• **Directions**:
Go through the listing and copy each line with the string "проекты".

Recorded data:
## START
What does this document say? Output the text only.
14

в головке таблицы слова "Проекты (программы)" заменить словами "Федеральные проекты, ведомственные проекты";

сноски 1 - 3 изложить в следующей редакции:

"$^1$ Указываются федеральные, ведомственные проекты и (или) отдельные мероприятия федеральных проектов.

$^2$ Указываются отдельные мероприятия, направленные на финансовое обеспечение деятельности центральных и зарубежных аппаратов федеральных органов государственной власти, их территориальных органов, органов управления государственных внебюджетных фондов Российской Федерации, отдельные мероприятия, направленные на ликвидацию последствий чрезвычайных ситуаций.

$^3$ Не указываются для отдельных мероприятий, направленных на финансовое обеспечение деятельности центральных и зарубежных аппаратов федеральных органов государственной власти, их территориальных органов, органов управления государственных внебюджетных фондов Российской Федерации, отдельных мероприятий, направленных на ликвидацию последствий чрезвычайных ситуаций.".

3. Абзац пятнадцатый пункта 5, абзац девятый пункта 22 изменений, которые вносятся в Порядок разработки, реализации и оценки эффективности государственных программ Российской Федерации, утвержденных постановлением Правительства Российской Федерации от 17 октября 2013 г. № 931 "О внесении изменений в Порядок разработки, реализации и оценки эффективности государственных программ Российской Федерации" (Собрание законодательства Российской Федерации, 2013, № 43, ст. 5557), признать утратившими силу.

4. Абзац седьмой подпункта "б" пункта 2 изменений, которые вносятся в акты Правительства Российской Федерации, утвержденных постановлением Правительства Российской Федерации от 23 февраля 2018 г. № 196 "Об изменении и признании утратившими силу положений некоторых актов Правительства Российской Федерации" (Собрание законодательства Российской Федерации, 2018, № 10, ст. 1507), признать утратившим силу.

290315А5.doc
## END
• **Solution to the problem**:
в головке таблицы слова "Проекты (программы)" заменить словами "Федеральные проекты, ведомственные проекты";
"$^1$ Указываются федеральные, ведомственные проекты и (или) отдельные мероприятия федеральных проектов.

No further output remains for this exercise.